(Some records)

+ + + + +

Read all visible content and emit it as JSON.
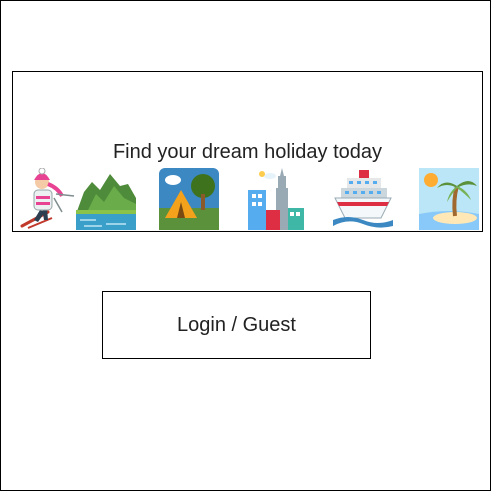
{
  "banner": {
    "tagline": "Find your dream holiday today",
    "icons": [
      "skier-icon",
      "mountain-lake-icon",
      "camping-tent-icon",
      "cityscape-icon",
      "cruise-ship-icon",
      "desert-island-icon"
    ]
  },
  "login": {
    "label": "Login / Guest"
  }
}
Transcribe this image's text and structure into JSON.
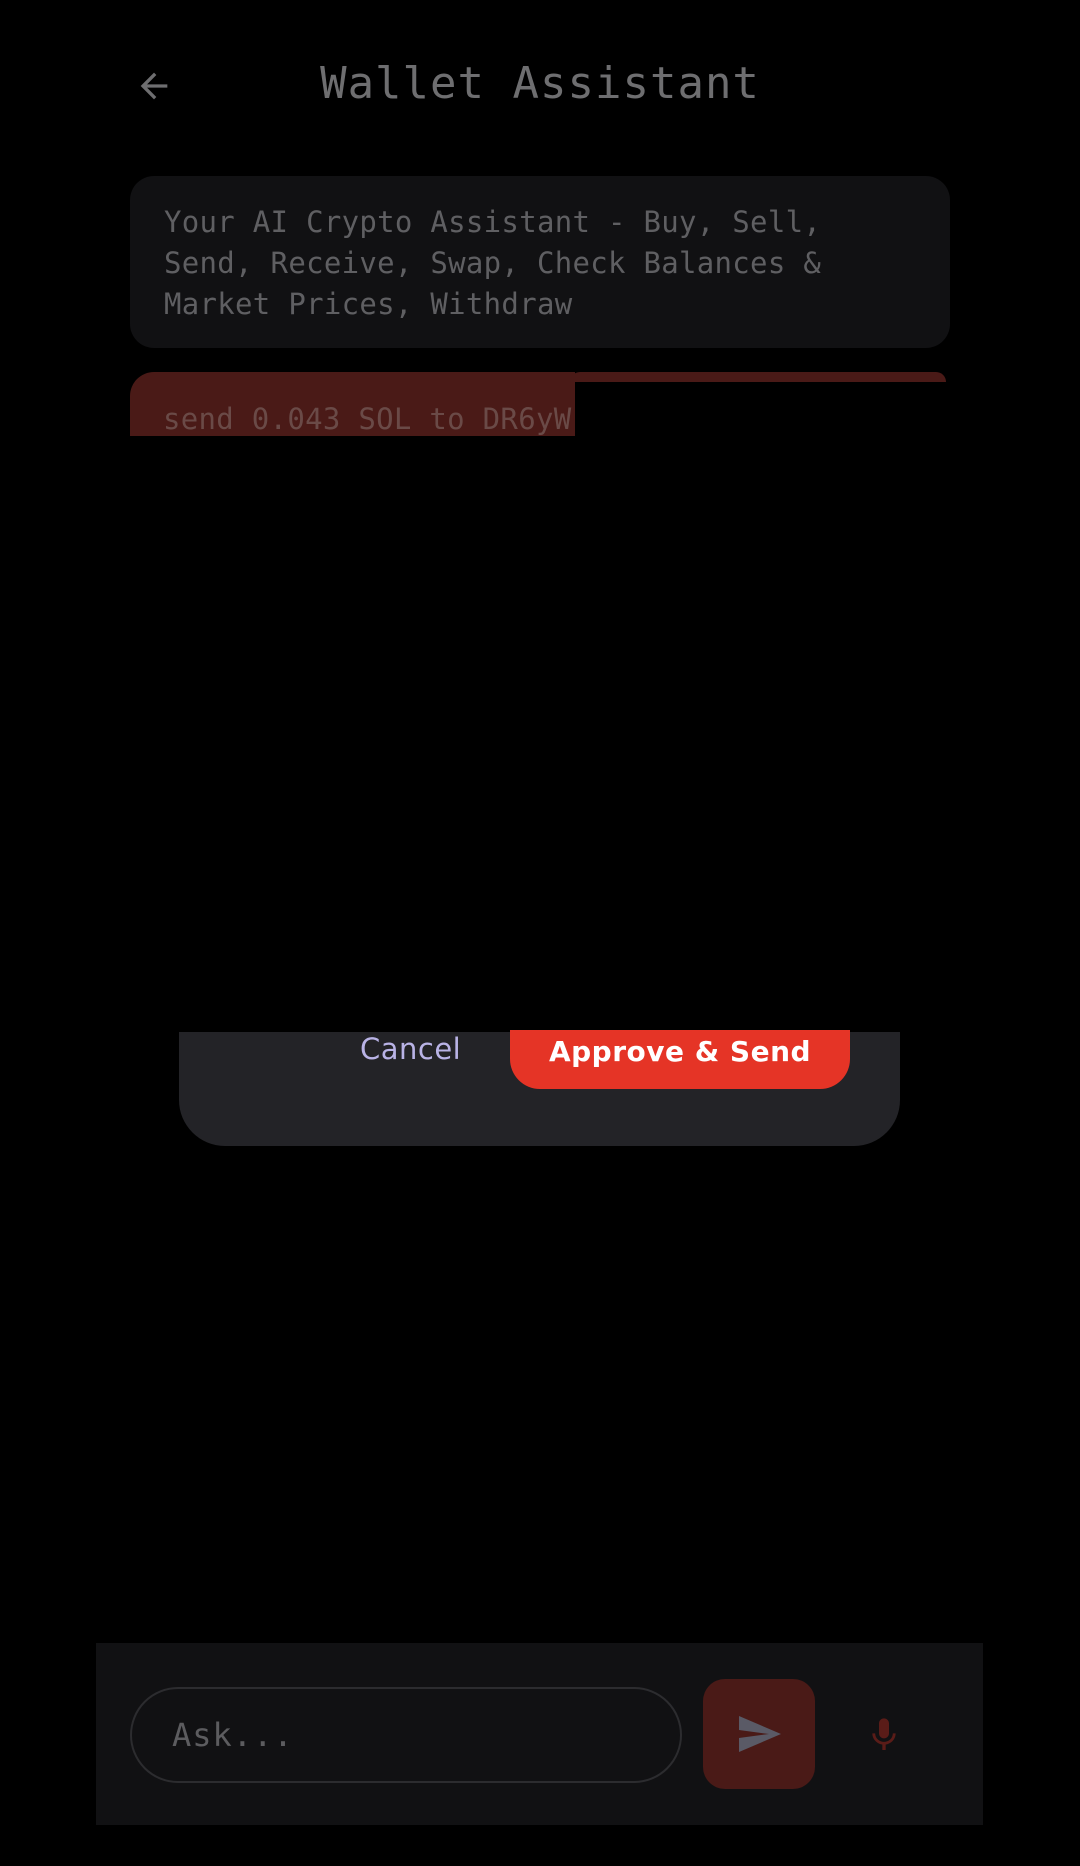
{
  "header": {
    "title": "Wallet Assistant",
    "back_icon": "arrow-left-icon"
  },
  "chat": {
    "intro_message": "Your AI Crypto Assistant - Buy, Sell, Send, Receive, Swap, Check Balances & Market Prices, Withdraw",
    "user_message": "send 0.043 SOL to DR6yW"
  },
  "dialog": {
    "cancel_label": "Cancel",
    "approve_label": "Approve & Send",
    "approve_color": "#e53426"
  },
  "input_bar": {
    "placeholder": "Ask...",
    "send_icon": "send-icon",
    "mic_icon": "microphone-icon"
  },
  "colors": {
    "background": "#000000",
    "accent": "#e53426"
  }
}
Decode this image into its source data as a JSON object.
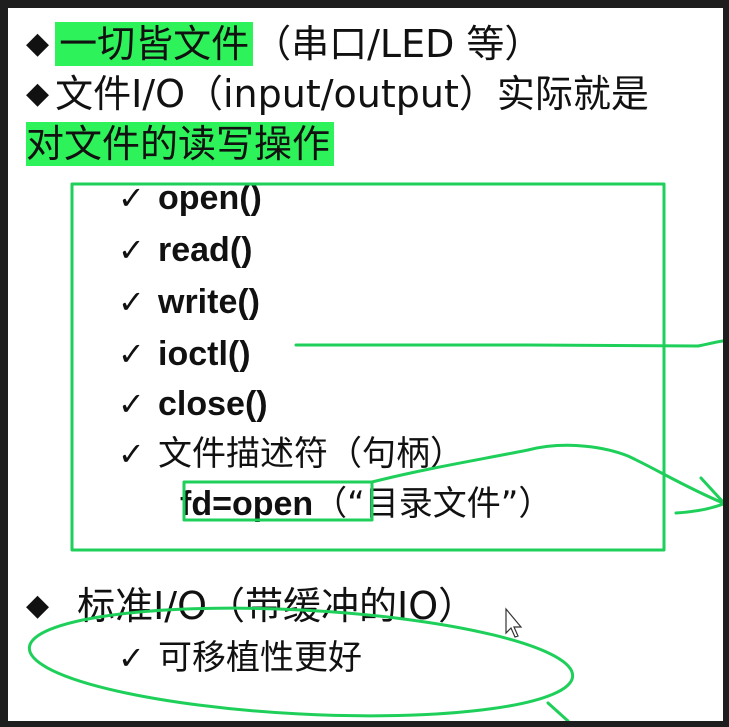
{
  "bullets": {
    "b1_highlight": "一切皆文件",
    "b1_rest": "（串口/LED 等）",
    "b2_line1": "文件I/O（input/output）实际就是",
    "b2_line2": "对文件的读写操作"
  },
  "functions": [
    {
      "name": "open()"
    },
    {
      "name": "read()"
    },
    {
      "name": "write()"
    },
    {
      "name": "ioctl()"
    },
    {
      "name": "close()"
    }
  ],
  "descriptor": {
    "label": "文件描述符（句柄）",
    "fd": "fd=open",
    "arg": "（“目录文件”）"
  },
  "standard_io": {
    "title": "标准I/O（带缓冲的IO）",
    "item": "可移植性更好"
  },
  "glyphs": {
    "bullet": "◆",
    "check": "✓"
  },
  "colors": {
    "highlight": "#2ef25a",
    "annotation": "#1ed05a",
    "background": "#ffffff",
    "frame": "#1e1e1e"
  }
}
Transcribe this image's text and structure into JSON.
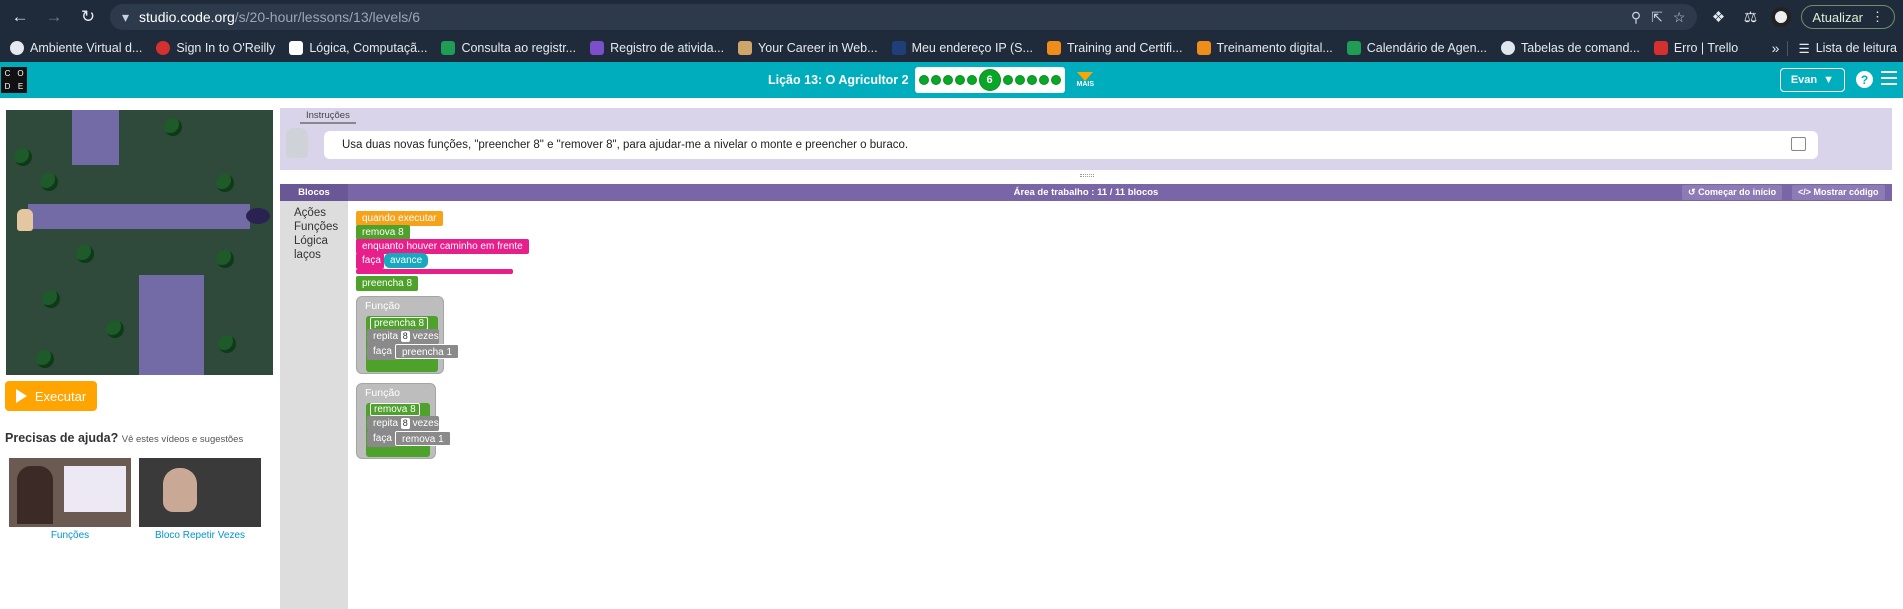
{
  "browser": {
    "url_host": "studio.code.org",
    "url_path": "/s/20-hour/lessons/13/levels/6",
    "update_label": "Atualizar",
    "bookmarks": [
      {
        "label": "Ambiente Virtual d...",
        "color": "#e6e9ef"
      },
      {
        "label": "Sign In to O'Reilly",
        "color": "#d3302f"
      },
      {
        "label": "Lógica, Computaçã...",
        "color": "#ffffff"
      },
      {
        "label": "Consulta ao registr...",
        "color": "#1f9d55"
      },
      {
        "label": "Registro de ativida...",
        "color": "#7b4fc9"
      },
      {
        "label": "Your Career in Web...",
        "color": "#cfa56a"
      },
      {
        "label": "Meu endereço IP (S...",
        "color": "#1f3f7a"
      },
      {
        "label": "Training and Certifi...",
        "color": "#f08c1a"
      },
      {
        "label": "Treinamento digital...",
        "color": "#f08c1a"
      },
      {
        "label": "Calendário de Agen...",
        "color": "#1f9d55"
      },
      {
        "label": "Tabelas de comand...",
        "color": "#dfe6ee"
      },
      {
        "label": "Erro | Trello",
        "color": "#d3302f"
      }
    ],
    "more": "»",
    "reading_list": "Lista de leitura"
  },
  "header": {
    "lesson_title": "Lição 13: O Agricultor 2",
    "current_level": "6",
    "more_label": "MAIS",
    "user_name": "Evan",
    "help": "?"
  },
  "left": {
    "run_label": "Executar",
    "help_heading": "Precisas de ajuda?",
    "help_sub": "Vê estes vídeos e sugestões",
    "videos": [
      {
        "caption": "Funções"
      },
      {
        "caption": "Bloco Repetir Vezes"
      }
    ]
  },
  "instructions": {
    "tab": "Instruções",
    "text": "Usa duas novas funções, \"preencher 8\" e \"remover 8\", para ajudar-me a nivelar o monte e preencher o buraco."
  },
  "workspace": {
    "blocks_tab": "Blocos",
    "title": "Área de trabalho : 11 / 11 blocos",
    "reset_label": "Começar do início",
    "code_label": "Mostrar código",
    "toolbox": [
      "Ações",
      "Funções",
      "Lógica",
      "laços"
    ]
  },
  "program": {
    "when_run": "quando executar",
    "remove8": "remova 8",
    "while_path": "enquanto houver caminho em frente",
    "do": "faça",
    "move": "avance",
    "fill8": "preencha 8",
    "function_label": "Função",
    "repeat": "repita",
    "times": "vezes",
    "count": "8",
    "fill1": "preencha 1",
    "remove1": "remova 1"
  }
}
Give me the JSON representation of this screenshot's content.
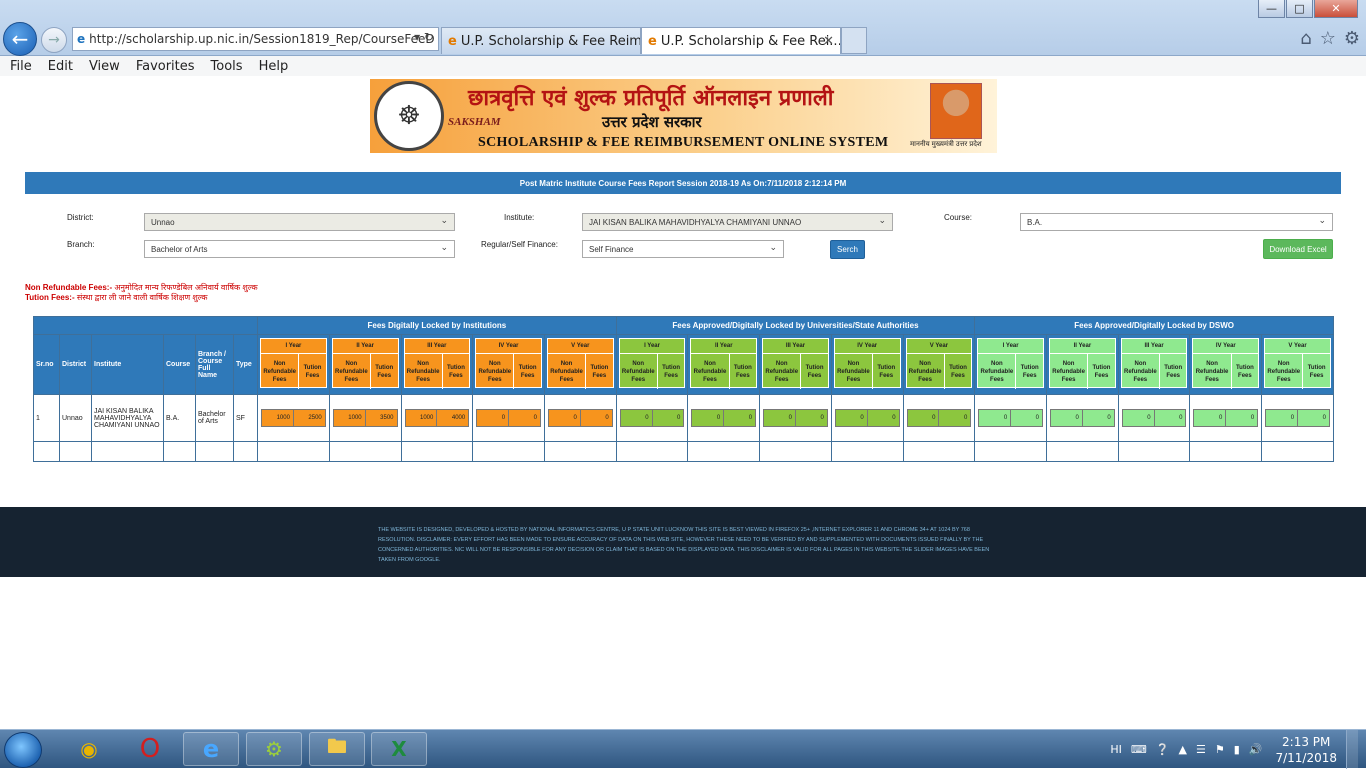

+ + + + +

_Exercise_: Quote the data above in full and without alteration; skip the pictures.

_Solution to this task_:
Read all visible content and emit it as JSON.
{
  "banner": {
    "tagline": "Find your dream holiday today",
    "icons": [
      "skier-icon",
      "mountain-lake-icon",
      "camping-tent-icon",
      "cityscape-icon",
      "cruise-ship-icon",
      "desert-island-icon"
    ]
  },
  "login": {
    "label": "Login / Guest"
  }
}
Transcribe this image's text and structure into JSON.
{
  "header": {
    "title": "Wallet Assistant",
    "back_icon": "arrow-left-icon"
  },
  "chat": {
    "intro_message": "Your AI Crypto Assistant - Buy, Sell, Send, Receive, Swap, Check Balances & Market Prices, Withdraw",
    "user_message": "send 0.043 SOL to DR6yW"
  },
  "dialog": {
    "cancel_label": "Cancel",
    "approve_label": "Approve & Send",
    "approve_color": "#e53426"
  },
  "input_bar": {
    "placeholder": "Ask...",
    "send_icon": "send-icon",
    "mic_icon": "microphone-icon"
  },
  "colors": {
    "background": "#000000",
    "accent": "#e53426"
  }
}
Decode this image into its source data as a JSON object.
{
  "bullets": {
    "b1_highlight": "一切皆文件",
    "b1_rest": "（串口/LED 等）",
    "b2_line1": "文件I/O（input/output）实际就是",
    "b2_line2": "对文件的读写操作"
  },
  "functions": [
    {
      "name": "open()"
    },
    {
      "name": "read()"
    },
    {
      "name": "write()"
    },
    {
      "name": "ioctl()"
    },
    {
      "name": "close()"
    }
  ],
  "descriptor": {
    "label": "文件描述符（句柄）",
    "fd": "fd=open",
    "arg": "（“目录文件”）"
  },
  "standard_io": {
    "title": "标准I/O（带缓冲的IO）",
    "item": "可移植性更好"
  },
  "glyphs": {
    "bullet": "◆",
    "check": "✓"
  },
  "colors": {
    "highlight": "#2ef25a",
    "annotation": "#1ed05a",
    "background": "#ffffff",
    "frame": "#1e1e1e"
  }
}
Transcribe this image's text and structure into JSON.
{
  "browser": {
    "url_host": "studio.code.org",
    "url_path": "/s/20-hour/lessons/13/levels/6",
    "update_label": "Atualizar",
    "bookmarks": [
      {
        "label": "Ambiente Virtual d...",
        "color": "#e6e9ef"
      },
      {
        "label": "Sign In to O'Reilly",
        "color": "#d3302f"
      },
      {
        "label": "Lógica, Computaçã...",
        "color": "#ffffff"
      },
      {
        "label": "Consulta ao registr...",
        "color": "#1f9d55"
      },
      {
        "label": "Registro de ativida...",
        "color": "#7b4fc9"
      },
      {
        "label": "Your Career in Web...",
        "color": "#cfa56a"
      },
      {
        "label": "Meu endereço IP (S...",
        "color": "#1f3f7a"
      },
      {
        "label": "Training and Certifi...",
        "color": "#f08c1a"
      },
      {
        "label": "Treinamento digital...",
        "color": "#f08c1a"
      },
      {
        "label": "Calendário de Agen...",
        "color": "#1f9d55"
      },
      {
        "label": "Tabelas de comand...",
        "color": "#dfe6ee"
      },
      {
        "label": "Erro | Trello",
        "color": "#d3302f"
      }
    ],
    "more": "»",
    "reading_list": "Lista de leitura"
  },
  "header": {
    "lesson_title": "Lição 13: O Agricultor 2",
    "current_level": "6",
    "more_label": "MAIS",
    "user_name": "Evan",
    "help": "?"
  },
  "left": {
    "run_label": "Executar",
    "help_heading": "Precisas de ajuda?",
    "help_sub": "Vê estes vídeos e sugestões",
    "videos": [
      {
        "caption": "Funções"
      },
      {
        "caption": "Bloco Repetir Vezes"
      }
    ]
  },
  "instructions": {
    "tab": "Instruções",
    "text": "Usa duas novas funções, \"preencher 8\" e \"remover 8\", para ajudar-me a nivelar o monte e preencher o buraco."
  },
  "workspace": {
    "blocks_tab": "Blocos",
    "title": "Área de trabalho : 11 / 11 blocos",
    "reset_label": "Começar do início",
    "code_label": "Mostrar código",
    "toolbox": [
      "Ações",
      "Funções",
      "Lógica",
      "laços"
    ]
  },
  "program": {
    "when_run": "quando executar",
    "remove8": "remova 8",
    "while_path": "enquanto houver caminho em frente",
    "do": "faça",
    "move": "avance",
    "fill8": "preencha 8",
    "function_label": "Função",
    "repeat": "repita",
    "times": "vezes",
    "count": "8",
    "fill1": "preencha 1",
    "remove1": "remova 1"
  }
}
Give me the JSON representation of this screenshot's content.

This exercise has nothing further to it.